Chart and figure data
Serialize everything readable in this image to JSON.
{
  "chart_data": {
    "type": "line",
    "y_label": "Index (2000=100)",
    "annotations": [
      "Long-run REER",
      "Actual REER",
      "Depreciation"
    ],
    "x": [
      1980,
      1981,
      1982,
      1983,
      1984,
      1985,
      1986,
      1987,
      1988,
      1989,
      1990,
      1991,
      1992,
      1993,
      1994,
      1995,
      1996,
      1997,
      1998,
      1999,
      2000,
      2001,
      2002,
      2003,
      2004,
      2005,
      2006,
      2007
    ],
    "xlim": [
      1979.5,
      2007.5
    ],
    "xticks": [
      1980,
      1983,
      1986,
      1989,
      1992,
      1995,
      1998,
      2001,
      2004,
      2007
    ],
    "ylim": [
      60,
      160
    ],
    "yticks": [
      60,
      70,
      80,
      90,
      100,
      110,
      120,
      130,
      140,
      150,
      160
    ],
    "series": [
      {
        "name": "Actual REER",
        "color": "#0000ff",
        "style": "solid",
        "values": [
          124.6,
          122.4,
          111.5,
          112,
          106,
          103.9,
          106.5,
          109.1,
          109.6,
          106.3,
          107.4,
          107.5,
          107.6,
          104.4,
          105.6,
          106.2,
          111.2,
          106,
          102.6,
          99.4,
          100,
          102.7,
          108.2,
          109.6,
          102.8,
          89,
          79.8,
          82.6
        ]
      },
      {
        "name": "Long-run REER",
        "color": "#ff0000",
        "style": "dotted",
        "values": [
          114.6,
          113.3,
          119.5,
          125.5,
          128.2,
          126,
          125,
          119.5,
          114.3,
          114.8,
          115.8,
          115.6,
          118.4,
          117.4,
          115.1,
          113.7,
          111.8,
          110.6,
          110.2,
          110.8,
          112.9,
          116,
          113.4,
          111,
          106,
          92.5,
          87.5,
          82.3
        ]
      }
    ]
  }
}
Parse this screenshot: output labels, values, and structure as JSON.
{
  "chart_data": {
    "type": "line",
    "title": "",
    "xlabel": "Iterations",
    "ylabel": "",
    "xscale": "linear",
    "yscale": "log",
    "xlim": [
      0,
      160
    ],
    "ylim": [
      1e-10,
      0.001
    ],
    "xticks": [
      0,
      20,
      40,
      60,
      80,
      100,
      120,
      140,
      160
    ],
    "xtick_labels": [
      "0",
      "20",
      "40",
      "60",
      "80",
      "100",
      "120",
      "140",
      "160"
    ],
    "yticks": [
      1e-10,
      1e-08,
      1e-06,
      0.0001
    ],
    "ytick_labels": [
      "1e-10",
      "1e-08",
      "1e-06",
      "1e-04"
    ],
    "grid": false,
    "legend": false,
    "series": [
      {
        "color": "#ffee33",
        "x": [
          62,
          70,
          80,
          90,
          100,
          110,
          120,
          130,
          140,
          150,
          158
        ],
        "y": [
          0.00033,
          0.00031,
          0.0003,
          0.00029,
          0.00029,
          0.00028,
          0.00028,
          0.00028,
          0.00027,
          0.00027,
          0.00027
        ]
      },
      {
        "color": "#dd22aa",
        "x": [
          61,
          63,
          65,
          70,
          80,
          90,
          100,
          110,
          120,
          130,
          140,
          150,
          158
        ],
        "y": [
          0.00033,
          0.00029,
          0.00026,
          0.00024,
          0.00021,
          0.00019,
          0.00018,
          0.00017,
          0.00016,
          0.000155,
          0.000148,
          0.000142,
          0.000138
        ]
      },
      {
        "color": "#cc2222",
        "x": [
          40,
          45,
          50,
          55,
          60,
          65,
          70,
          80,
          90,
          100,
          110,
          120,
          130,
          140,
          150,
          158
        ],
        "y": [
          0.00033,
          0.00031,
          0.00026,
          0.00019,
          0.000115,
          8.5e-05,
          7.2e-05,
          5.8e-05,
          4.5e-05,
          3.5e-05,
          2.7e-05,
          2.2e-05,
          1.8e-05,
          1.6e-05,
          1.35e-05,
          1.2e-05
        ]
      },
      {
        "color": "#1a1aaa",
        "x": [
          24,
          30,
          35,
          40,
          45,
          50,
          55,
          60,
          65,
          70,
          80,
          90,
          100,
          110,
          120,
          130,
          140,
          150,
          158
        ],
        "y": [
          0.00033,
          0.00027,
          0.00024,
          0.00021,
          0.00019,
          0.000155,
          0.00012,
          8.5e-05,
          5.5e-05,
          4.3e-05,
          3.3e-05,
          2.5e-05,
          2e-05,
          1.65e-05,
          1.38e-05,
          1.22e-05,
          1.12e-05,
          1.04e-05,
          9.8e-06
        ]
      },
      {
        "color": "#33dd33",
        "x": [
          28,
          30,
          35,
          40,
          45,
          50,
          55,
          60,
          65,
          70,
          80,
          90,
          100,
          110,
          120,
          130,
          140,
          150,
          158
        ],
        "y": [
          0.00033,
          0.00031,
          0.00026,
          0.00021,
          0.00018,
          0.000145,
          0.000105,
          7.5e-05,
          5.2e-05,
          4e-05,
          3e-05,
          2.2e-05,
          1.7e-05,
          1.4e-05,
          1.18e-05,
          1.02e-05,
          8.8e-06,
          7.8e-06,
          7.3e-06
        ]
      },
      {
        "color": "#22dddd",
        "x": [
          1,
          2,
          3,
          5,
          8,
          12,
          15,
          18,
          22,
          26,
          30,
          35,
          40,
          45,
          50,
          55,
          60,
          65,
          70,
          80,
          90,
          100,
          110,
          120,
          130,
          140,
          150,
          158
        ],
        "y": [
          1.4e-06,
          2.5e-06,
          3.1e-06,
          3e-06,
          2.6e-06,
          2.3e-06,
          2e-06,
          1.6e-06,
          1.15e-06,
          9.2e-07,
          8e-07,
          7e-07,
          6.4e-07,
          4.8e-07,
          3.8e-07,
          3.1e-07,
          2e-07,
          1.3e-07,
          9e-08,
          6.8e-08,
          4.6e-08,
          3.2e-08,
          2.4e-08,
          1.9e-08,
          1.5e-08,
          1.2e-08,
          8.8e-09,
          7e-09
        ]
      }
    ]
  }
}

**Request:** Set down the entries above again, word for word.

**Response to the exercise:**
Serialize everything readable in this image to JSON.
{
  "chart_data": {
    "type": "line",
    "y_label": "Index (2000=100)",
    "annotations": [
      "Long-run REER",
      "Actual REER",
      "Depreciation"
    ],
    "x": [
      1980,
      1981,
      1982,
      1983,
      1984,
      1985,
      1986,
      1987,
      1988,
      1989,
      1990,
      1991,
      1992,
      1993,
      1994,
      1995,
      1996,
      1997,
      1998,
      1999,
      2000,
      2001,
      2002,
      2003,
      2004,
      2005,
      2006,
      2007
    ],
    "xlim": [
      1979.5,
      2007.5
    ],
    "xticks": [
      1980,
      1983,
      1986,
      1989,
      1992,
      1995,
      1998,
      2001,
      2004,
      2007
    ],
    "ylim": [
      60,
      160
    ],
    "yticks": [
      60,
      70,
      80,
      90,
      100,
      110,
      120,
      130,
      140,
      150,
      160
    ],
    "series": [
      {
        "name": "Actual REER",
        "color": "#0000ff",
        "style": "solid",
        "values": [
          124.6,
          122.4,
          111.5,
          112,
          106,
          103.9,
          106.5,
          109.1,
          109.6,
          106.3,
          107.4,
          107.5,
          107.6,
          104.4,
          105.6,
          106.2,
          111.2,
          106,
          102.6,
          99.4,
          100,
          102.7,
          108.2,
          109.6,
          102.8,
          89,
          79.8,
          82.6
        ]
      },
      {
        "name": "Long-run REER",
        "color": "#ff0000",
        "style": "dotted",
        "values": [
          114.6,
          113.3,
          119.5,
          125.5,
          128.2,
          126,
          125,
          119.5,
          114.3,
          114.8,
          115.8,
          115.6,
          118.4,
          117.4,
          115.1,
          113.7,
          111.8,
          110.6,
          110.2,
          110.8,
          112.9,
          116,
          113.4,
          111,
          106,
          92.5,
          87.5,
          82.3
        ]
      }
    ]
  }
}
Parse this screenshot: output labels, values, and structure as JSON.
{
  "chart_data": {
    "type": "line",
    "title": "",
    "xlabel": "Iterations",
    "ylabel": "",
    "xscale": "linear",
    "yscale": "log",
    "xlim": [
      0,
      160
    ],
    "ylim": [
      1e-10,
      0.001
    ],
    "xticks": [
      0,
      20,
      40,
      60,
      80,
      100,
      120,
      140,
      160
    ],
    "xtick_labels": [
      "0",
      "20",
      "40",
      "60",
      "80",
      "100",
      "120",
      "140",
      "160"
    ],
    "yticks": [
      1e-10,
      1e-08,
      1e-06,
      0.0001
    ],
    "ytick_labels": [
      "1e-10",
      "1e-08",
      "1e-06",
      "1e-04"
    ],
    "grid": false,
    "legend": false,
    "series": [
      {
        "color": "#ffee33",
        "x": [
          62,
          70,
          80,
          90,
          100,
          110,
          120,
          130,
          140,
          150,
          158
        ],
        "y": [
          0.00033,
          0.00031,
          0.0003,
          0.00029,
          0.00029,
          0.00028,
          0.00028,
          0.00028,
          0.00027,
          0.00027,
          0.00027
        ]
      },
      {
        "color": "#dd22aa",
        "x": [
          61,
          63,
          65,
          70,
          80,
          90,
          100,
          110,
          120,
          130,
          140,
          150,
          158
        ],
        "y": [
          0.00033,
          0.00029,
          0.00026,
          0.00024,
          0.00021,
          0.00019,
          0.00018,
          0.00017,
          0.00016,
          0.000155,
          0.000148,
          0.000142,
          0.000138
        ]
      },
      {
        "color": "#cc2222",
        "x": [
          40,
          45,
          50,
          55,
          60,
          65,
          70,
          80,
          90,
          100,
          110,
          120,
          130,
          140,
          150,
          158
        ],
        "y": [
          0.00033,
          0.00031,
          0.00026,
          0.00019,
          0.000115,
          8.5e-05,
          7.2e-05,
          5.8e-05,
          4.5e-05,
          3.5e-05,
          2.7e-05,
          2.2e-05,
          1.8e-05,
          1.6e-05,
          1.35e-05,
          1.2e-05
        ]
      },
      {
        "color": "#1a1aaa",
        "x": [
          24,
          30,
          35,
          40,
          45,
          50,
          55,
          60,
          65,
          70,
          80,
          90,
          100,
          110,
          120,
          130,
          140,
          150,
          158
        ],
        "y": [
          0.00033,
          0.00027,
          0.00024,
          0.00021,
          0.00019,
          0.000155,
          0.00012,
          8.5e-05,
          5.5e-05,
          4.3e-05,
          3.3e-05,
          2.5e-05,
          2e-05,
          1.65e-05,
          1.38e-05,
          1.22e-05,
          1.12e-05,
          1.04e-05,
          9.8e-06
        ]
      },
      {
        "color": "#33dd33",
        "x": [
          28,
          30,
          35,
          40,
          45,
          50,
          55,
          60,
          65,
          70,
          80,
          90,
          100,
          110,
          120,
          130,
          140,
          150,
          158
        ],
        "y": [
          0.00033,
          0.00031,
          0.00026,
          0.00021,
          0.00018,
          0.000145,
          0.000105,
          7.5e-05,
          5.2e-05,
          4e-05,
          3e-05,
          2.2e-05,
          1.7e-05,
          1.4e-05,
          1.18e-05,
          1.02e-05,
          8.8e-06,
          7.8e-06,
          7.3e-06
        ]
      },
      {
        "color": "#22dddd",
        "x": [
          1,
          2,
          3,
          5,
          8,
          12,
          15,
          18,
          22,
          26,
          30,
          35,
          40,
          45,
          50,
          55,
          60,
          65,
          70,
          80,
          90,
          100,
          110,
          120,
          130,
          140,
          150,
          158
        ],
        "y": [
          1.4e-06,
          2.5e-06,
          3.1e-06,
          3e-06,
          2.6e-06,
          2.3e-06,
          2e-06,
          1.6e-06,
          1.15e-06,
          9.2e-07,
          8e-07,
          7e-07,
          6.4e-07,
          4.8e-07,
          3.8e-07,
          3.1e-07,
          2e-07,
          1.3e-07,
          9e-08,
          6.8e-08,
          4.6e-08,
          3.2e-08,
          2.4e-08,
          1.9e-08,
          1.5e-08,
          1.2e-08,
          8.8e-09,
          7e-09
        ]
      }
    ]
  }
}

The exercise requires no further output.